• RECORDS SHOWN:

>>

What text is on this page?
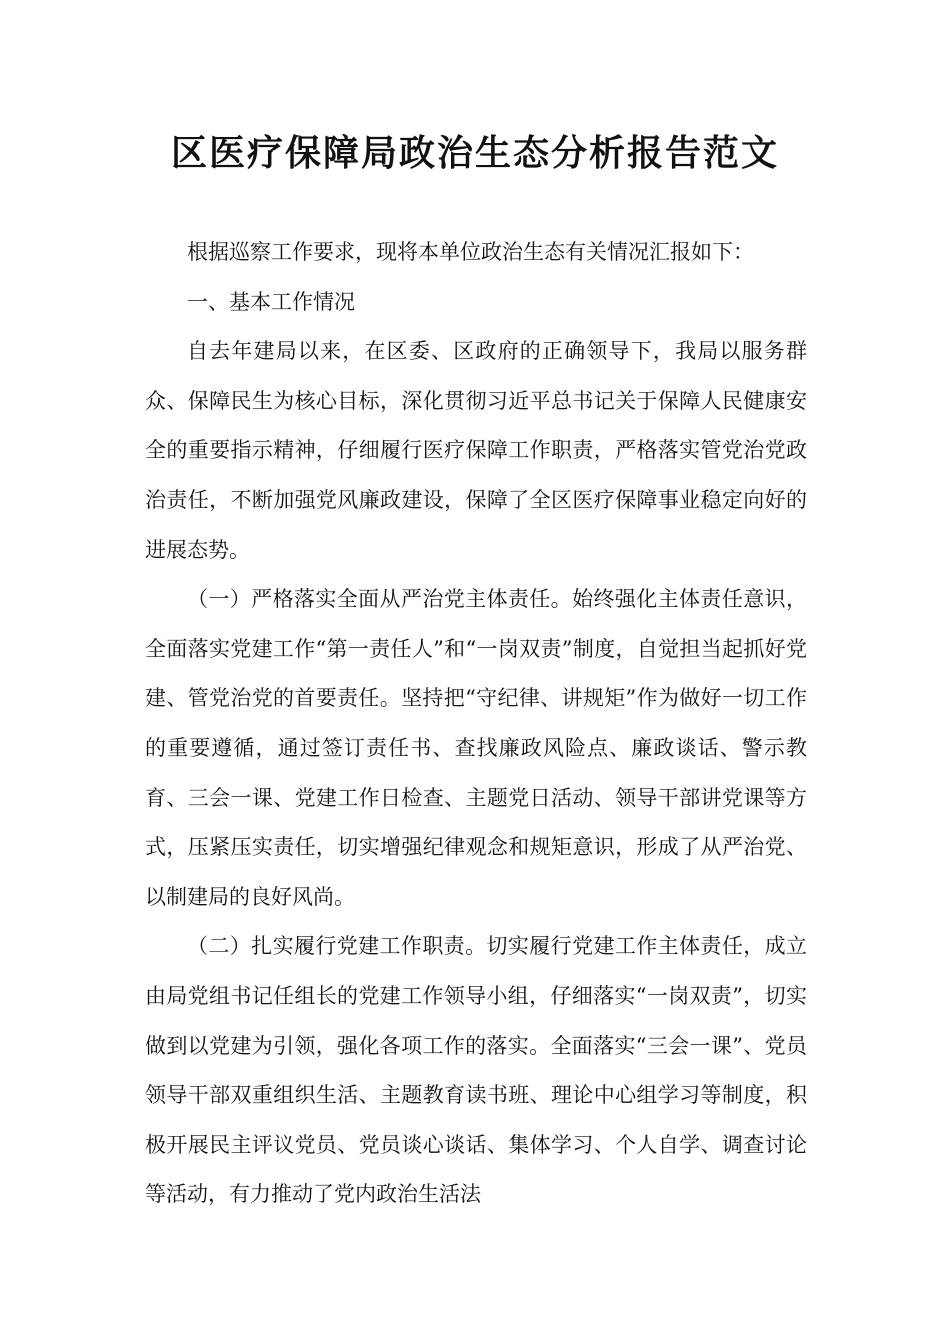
区医疗保障局政治生态分析报告范文

根据巡察工作要求，现将本单位政治生态有关情况汇报如下：

一、基本工作情况

自去年建局以来，在区委、区政府的正确领导下，我局以服务群众、保障民生为核心目标，深化贯彻习近平总书记关于保障人民健康安全的重要指示精神，仔细履行医疗保障工作职责，严格落实管党治党政治责任，不断加强党风廉政建设，保障了全区医疗保障事业稳定向好的进展态势。

（一）严格落实全面从严治党主体责任。始终强化主体责任意识，全面落实党建工作“第一责任人”和“一岗双责”制度，自觉担当起抓好党建、管党治党的首要责任。坚持把“守纪律、讲规矩”作为做好一切工作的重要遵循，通过签订责任书、查找廉政风险点、廉政谈话、警示教育、三会一课、党建工作日检查、主题党日活动、领导干部讲党课等方式，压紧压实责任，切实增强纪律观念和规矩意识，形成了从严治党、以制建局的良好风尚。

（二）扎实履行党建工作职责。切实履行党建工作主体责任，成立由局党组书记任组长的党建工作领导小组，仔细落实“一岗双责”，切实做到以党建为引领，强化各项工作的落实。全面落实“三会一课”、党员领导干部双重组织生活、主题教育读书班、理论中心组学习等制度，积极开展民主评议党员、党员谈心谈话、集体学习、个人自学、调查讨论等活动，有力推动了党内政治生活法
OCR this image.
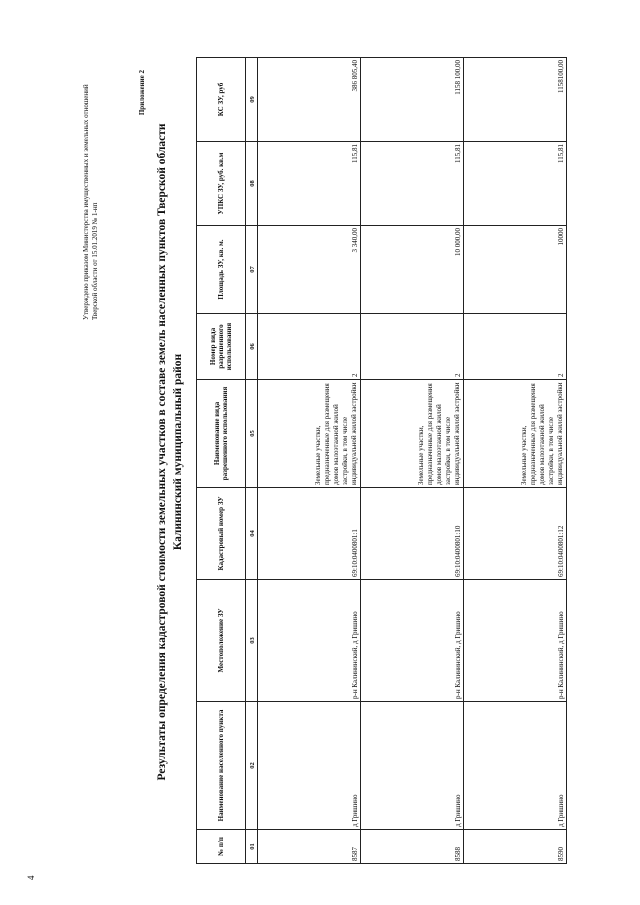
4
Утверждено приказом Министерства имущественных и земельных отношений Тверской области от 15.01.2019 № 1-нп
Приложение 2
Результаты определения кадастровой стоимости земельных участков в составе земель населенных пунктов Тверской области Калининский муниципальный район
№ п/п	Наименование населенного пункта	Местоположение ЗУ	Кадастровый номер ЗУ	Наименование вида разрешенного использования	Номер вида разрешенного использования	Площадь ЗУ, кв. м.	УПКС ЗУ, руб. кв.м	КС ЗУ, руб
01	02	03	04	05	06	07	08	09
8587	д Гришино	р-н Калининский, д Гришино	69:10:0400801:1	Земельные участки, предназначенные для размещения домов малоэтажной жилой застройки, в том числе индивидуальной жилой застройки	2	3 340,00	115,81	386 805,40
8588	д Гришино	р-н Калининский, д Гришино	69:10:0400801:10	Земельные участки, предназначенные для размещения домов малоэтажной жилой застройки, в том числе индивидуальной жилой застройки	2	10 000,00	115,81	1158 100,00
8590	д Гришино	р-н Калининский, д Гришино	69:10:0400801:12	Земельные участки, предназначенные для размещения домов малоэтажной жилой застройки, в том числе индивидуальной жилой застройки	2	10000	115,81	1158100,00
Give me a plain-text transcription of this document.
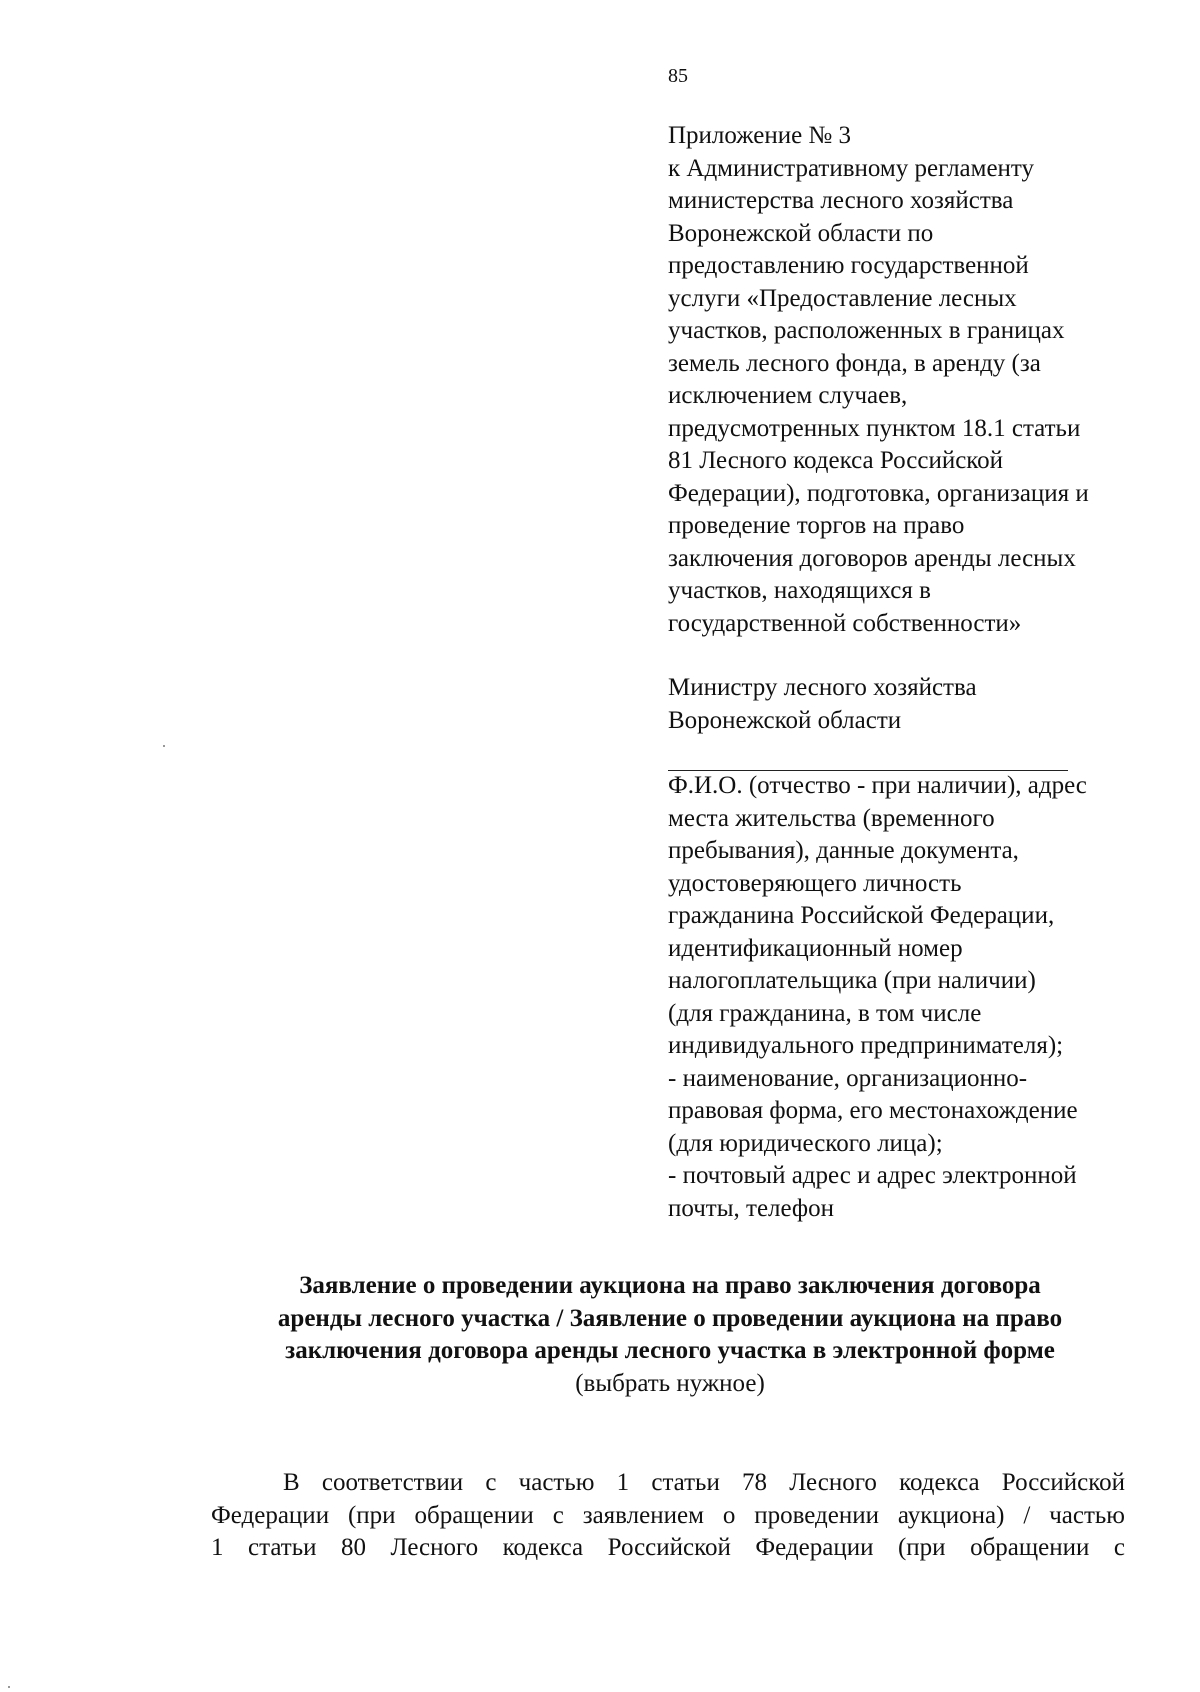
85
Приложение № 3
к Административному регламенту
министерства лесного хозяйства
Воронежской области по
предоставлению государственной
услуги «Предоставление лесных
участков, расположенных в границах
земель лесного фонда, в аренду (за
исключением случаев,
предусмотренных пунктом 18.1 статьи
81 Лесного кодекса Российской
Федерации), подготовка, организация и
проведение торгов на право
заключения договоров аренды лесных
участков, находящихся в
государственной собственности»
Министру лесного хозяйства
Воронежской области
Ф.И.О. (отчество - при наличии), адрес
места жительства (временного
пребывания), данные документа,
удостоверяющего личность
гражданина Российской Федерации,
идентификационный номер
налогоплательщика (при наличии)
(для гражданина, в том числе
индивидуального предпринимателя);
- наименование, организационно-
правовая форма, его местонахождение
(для юридического лица);
- почтовый адрес и адрес электронной
почты, телефон
Заявление о проведении аукциона на право заключения договора
аренды лесного участка / Заявление о проведении аукциона на право
заключения договора аренды лесного участка в электронной форме
(выбрать нужное)
В соответствии с частью 1 статьи 78 Лесного кодекса Российской
Федерации (при обращении с заявлением о проведении аукциона) / частью
1 статьи 80 Лесного кодекса Российской Федерации (при обращении с
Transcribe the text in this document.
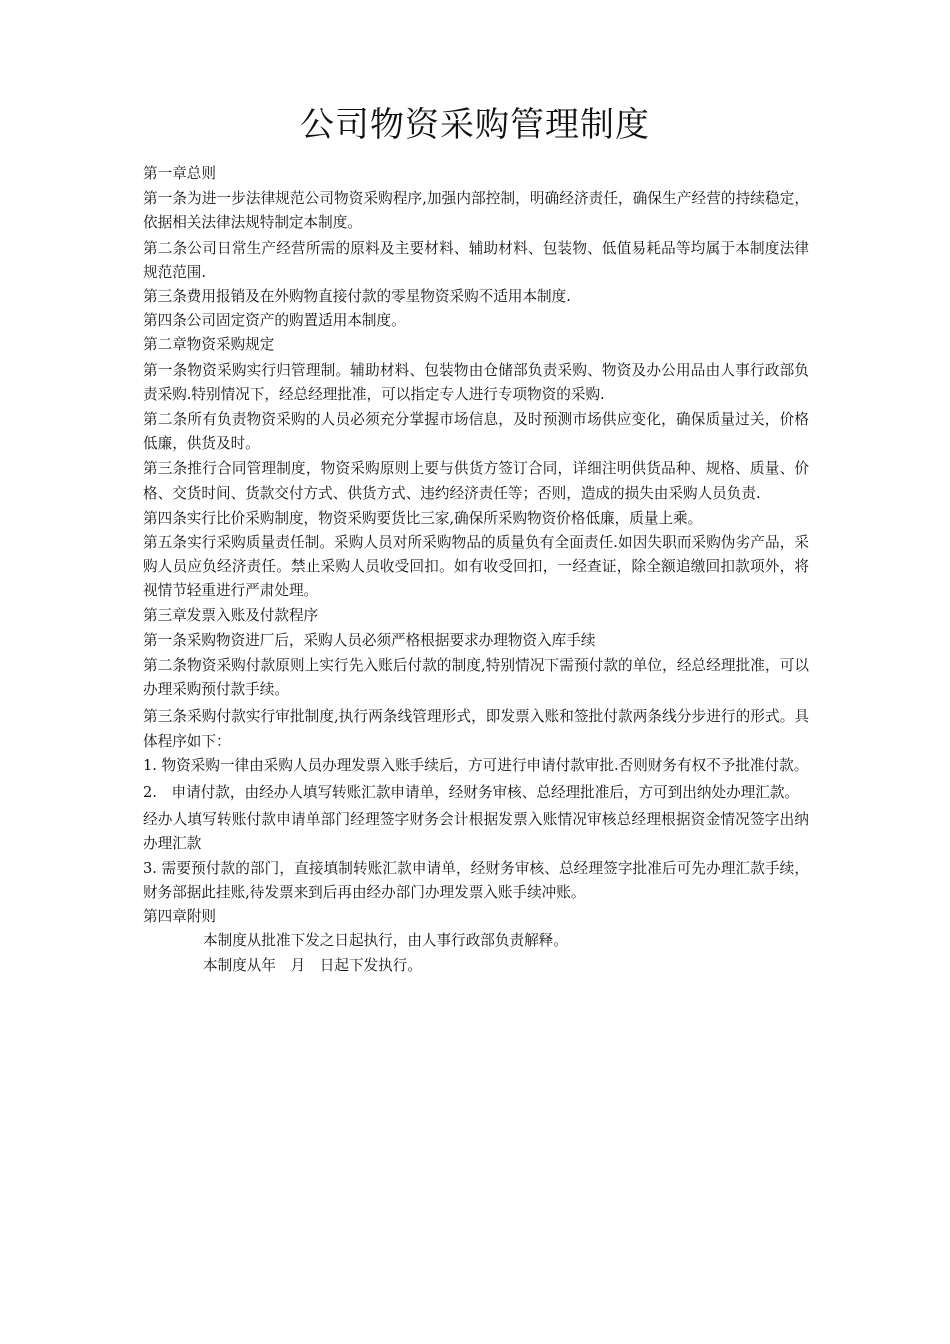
公司物资采购管理制度

第一章总则

第一条为进一步法律规范公司物资采购程序,加强内部控制，明确经济责任，确保生产经营的持续稳定，依据相关法律法规特制定本制度。

第二条公司日常生产经营所需的原料及主要材料、辅助材料、包装物、低值易耗品等均属于本制度法律规范范围.

第三条费用报销及在外购物直接付款的零星物资采购不适用本制度.

第四条公司固定资产的购置适用本制度。

第二章物资采购规定

第一条物资采购实行归管理制。辅助材料、包装物由仓储部负责采购、物资及办公用品由人事行政部负责采购.特别情况下，经总经理批准，可以指定专人进行专项物资的采购.

第二条所有负责物资采购的人员必须充分掌握市场信息，及时预测市场供应变化，确保质量过关，价格低廉，供货及时。

第三条推行合同管理制度，物资采购原则上要与供货方签订合同，详细注明供货品种、规格、质量、价格、交货时间、货款交付方式、供货方式、违约经济责任等；否则，造成的损失由采购人员负责.

第四条实行比价采购制度，物资采购要货比三家,确保所采购物资价格低廉，质量上乘。

第五条实行采购质量责任制。采购人员对所采购物品的质量负有全面责任.如因失职而采购伪劣产品，采购人员应负经济责任。禁止采购人员收受回扣。如有收受回扣，一经查证，除全额追缴回扣款项外，将视情节轻重进行严肃处理。

第三章发票入账及付款程序

第一条采购物资进厂后，采购人员必须严格根据要求办理物资入库手续

第二条物资采购付款原则上实行先入账后付款的制度,特别情况下需预付款的单位，经总经理批准，可以办理采购预付款手续。

第三条采购付款实行审批制度,执行两条线管理形式，即发票入账和签批付款两条线分步进行的形式。具体程序如下：

1. 物资采购一律由采购人员办理发票入账手续后，方可进行申请付款审批.否则财务有权不予批准付款。

2.　申请付款，由经办人填写转账汇款申请单，经财务审核、总经理批准后，方可到出纳处办理汇款。

经办人填写转账付款申请单部门经理签字财务会计根据发票入账情况审核总经理根据资金情况签字出纳办理汇款

3. 需要预付款的部门，直接填制转账汇款申请单，经财务审核、总经理签字批准后可先办理汇款手续，财务部据此挂账,待发票来到后再由经办部门办理发票入账手续冲账。

第四章附则

本制度从批准下发之日起执行，由人事行政部负责解释。

本制度从年　月　日起下发执行。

<<

• WHAT YOU HAVE TO DO:
Copy the data word for word. Pictures do not go in the copy.

• EXERCISE RESPONSE:
What text is on this page?
区医疗保障局政治生态分析报告范文

根据巡察工作要求，现将本单位政治生态有关情况汇报如下：

一、基本工作情况

自去年建局以来，在区委、区政府的正确领导下，我局以服务群众、保障民生为核心目标，深化贯彻习近平总书记关于保障人民健康安全的重要指示精神，仔细履行医疗保障工作职责，严格落实管党治党政治责任，不断加强党风廉政建设，保障了全区医疗保障事业稳定向好的进展态势。

（一）严格落实全面从严治党主体责任。始终强化主体责任意识，全面落实党建工作“第一责任人”和“一岗双责”制度，自觉担当起抓好党建、管党治党的首要责任。坚持把“守纪律、讲规矩”作为做好一切工作的重要遵循，通过签订责任书、查找廉政风险点、廉政谈话、警示教育、三会一课、党建工作日检查、主题党日活动、领导干部讲党课等方式，压紧压实责任，切实增强纪律观念和规矩意识，形成了从严治党、以制建局的良好风尚。

（二）扎实履行党建工作职责。切实履行党建工作主体责任，成立由局党组书记任组长的党建工作领导小组，仔细落实“一岗双责”，切实做到以党建为引领，强化各项工作的落实。全面落实“三会一课”、党员领导干部双重组织生活、主题教育读书班、理论中心组学习等制度，积极开展民主评议党员、党员谈心谈话、集体学习、个人自学、调查讨论等活动，有力推动了党内政治生活法
OCR this image.
4
Утверждено приказом Министерства имущественных и земельных отношений Тверской области от 15.01.2019 № 1-нп
Приложение 2
Результаты определения кадастровой стоимости земельных участков в составе земель населенных пунктов Тверской области Калининский муниципальный район
№ п/п	Наименование населенного пункта	Местоположение ЗУ	Кадастровый номер ЗУ	Наименование вида разрешенного использования	Номер вида разрешенного использования	Площадь ЗУ, кв. м.	УПКС ЗУ, руб. кв.м	КС ЗУ, руб
01	02	03	04	05	06	07	08	09
8587	д Гришино	р-н Калининский, д Гришино	69:10:0400801:1	Земельные участки, предназначенные для размещения домов малоэтажной жилой застройки, в том числе индивидуальной жилой застройки	2	3 340,00	115,81	386 805,40
8588	д Гришино	р-н Калининский, д Гришино	69:10:0400801:10	Земельные участки, предназначенные для размещения домов малоэтажной жилой застройки, в том числе индивидуальной жилой застройки	2	10 000,00	115,81	1158 100,00
8590	д Гришино	р-н Калининский, д Гришино	69:10:0400801:12	Земельные участки, предназначенные для размещения домов малоэтажной жилой застройки, в том числе индивидуальной жилой застройки	2	10000	115,81	1158100,00
Give me a plain-text transcription of this document.
85
Приложение № 3
к Административному регламенту
министерства лесного хозяйства
Воронежской области по
предоставлению государственной
услуги «Предоставление лесных
участков, расположенных в границах
земель лесного фонда, в аренду (за
исключением случаев,
предусмотренных пунктом 18.1 статьи
81 Лесного кодекса Российской
Федерации), подготовка, организация и
проведение торгов на право
заключения договоров аренды лесных
участков, находящихся в
государственной собственности»
Министру лесного хозяйства
Воронежской области
Ф.И.О. (отчество - при наличии), адрес
места жительства (временного
пребывания), данные документа,
удостоверяющего личность
гражданина Российской Федерации,
идентификационный номер
налогоплательщика (при наличии)
(для гражданина, в том числе
индивидуального предпринимателя);
- наименование, организационно-
правовая форма, его местонахождение
(для юридического лица);
- почтовый адрес и адрес электронной
почты, телефон
Заявление о проведении аукциона на право заключения договора
аренды лесного участка / Заявление о проведении аукциона на право
заключения договора аренды лесного участка в электронной форме
(выбрать нужное)
В соответствии с частью 1 статьи 78 Лесного кодекса Российской
Федерации (при обращении с заявлением о проведении аукциона) / частью
1 статьи 80 Лесного кодекса Российской Федерации (при обращении с
Transcribe the text in this document.
公司物资采购管理制度

第一章总则

第一条为进一步法律规范公司物资采购程序,加强内部控制，明确经济责任，确保生产经营的持续稳定，依据相关法律法规特制定本制度。

第二条公司日常生产经营所需的原料及主要材料、辅助材料、包装物、低值易耗品等均属于本制度法律规范范围.

第三条费用报销及在外购物直接付款的零星物资采购不适用本制度.

第四条公司固定资产的购置适用本制度。

第二章物资采购规定

第一条物资采购实行归管理制。辅助材料、包装物由仓储部负责采购、物资及办公用品由人事行政部负责采购.特别情况下，经总经理批准，可以指定专人进行专项物资的采购.

第二条所有负责物资采购的人员必须充分掌握市场信息，及时预测市场供应变化，确保质量过关，价格低廉，供货及时。

第三条推行合同管理制度，物资采购原则上要与供货方签订合同，详细注明供货品种、规格、质量、价格、交货时间、货款交付方式、供货方式、违约经济责任等；否则，造成的损失由采购人员负责.

第四条实行比价采购制度，物资采购要货比三家,确保所采购物资价格低廉，质量上乘。

第五条实行采购质量责任制。采购人员对所采购物品的质量负有全面责任.如因失职而采购伪劣产品，采购人员应负经济责任。禁止采购人员收受回扣。如有收受回扣，一经查证，除全额追缴回扣款项外，将视情节轻重进行严肃处理。

第三章发票入账及付款程序

第一条采购物资进厂后，采购人员必须严格根据要求办理物资入库手续

第二条物资采购付款原则上实行先入账后付款的制度,特别情况下需预付款的单位，经总经理批准，可以办理采购预付款手续。

第三条采购付款实行审批制度,执行两条线管理形式，即发票入账和签批付款两条线分步进行的形式。具体程序如下：

1. 物资采购一律由采购人员办理发票入账手续后，方可进行申请付款审批.否则财务有权不予批准付款。

2.　申请付款，由经办人填写转账汇款申请单，经财务审核、总经理批准后，方可到出纳处办理汇款。

经办人填写转账付款申请单部门经理签字财务会计根据发票入账情况审核总经理根据资金情况签字出纳办理汇款

3. 需要预付款的部门，直接填制转账汇款申请单，经财务审核、总经理签字批准后可先办理汇款手续，财务部据此挂账,待发票来到后再由经办部门办理发票入账手续冲账。

第四章附则

本制度从批准下发之日起执行，由人事行政部负责解释。

本制度从年　月　日起下发执行。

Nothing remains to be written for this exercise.